### Stated exercise
Write out each line of the listing as it stands, without the images.

### Data for the task
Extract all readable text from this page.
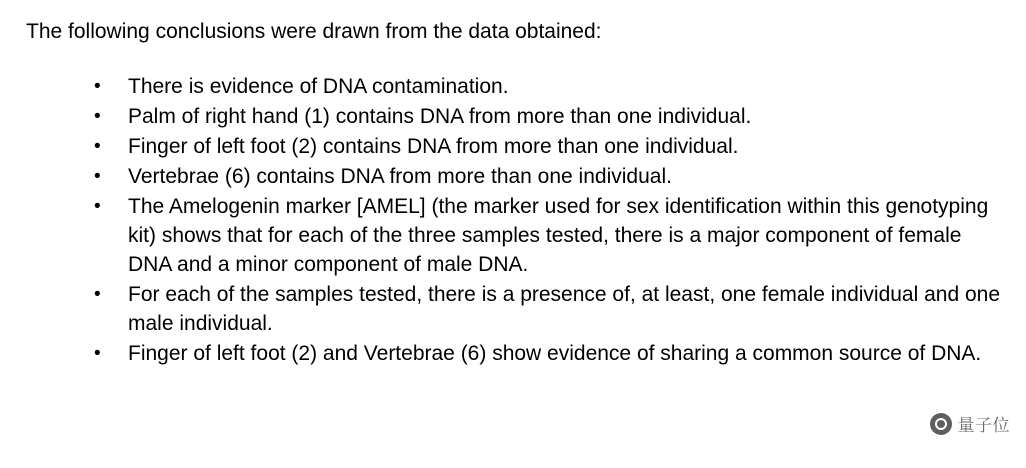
The following conclusions were drawn from the data obtained:

• There is evidence of DNA contamination.
• Palm of right hand (1) contains DNA from more than one individual.
• Finger of left foot (2) contains DNA from more than one individual.
• Vertebrae (6) contains DNA from more than one individual.
• The Amelogenin marker [AMEL] (the marker used for sex identification within this genotyping kit) shows that for each of the three samples tested, there is a major component of female DNA and a minor component of male DNA.
• For each of the samples tested, there is a presence of, at least, one female individual and one male individual.
• Finger of left foot (2) and Vertebrae (6) show evidence of sharing a common source of DNA.
量子位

### Exercise solution
Extract all readable text from this page.
The following conclusions were drawn from the data obtained:

• There is evidence of DNA contamination.
• Palm of right hand (1) contains DNA from more than one individual.
• Finger of left foot (2) contains DNA from more than one individual.
• Vertebrae (6) contains DNA from more than one individual.
• The Amelogenin marker [AMEL] (the marker used for sex identification within this genotyping kit) shows that for each of the three samples tested, there is a major component of female DNA and a minor component of male DNA.
• For each of the samples tested, there is a presence of, at least, one female individual and one male individual.
• Finger of left foot (2) and Vertebrae (6) show evidence of sharing a common source of DNA.
量子位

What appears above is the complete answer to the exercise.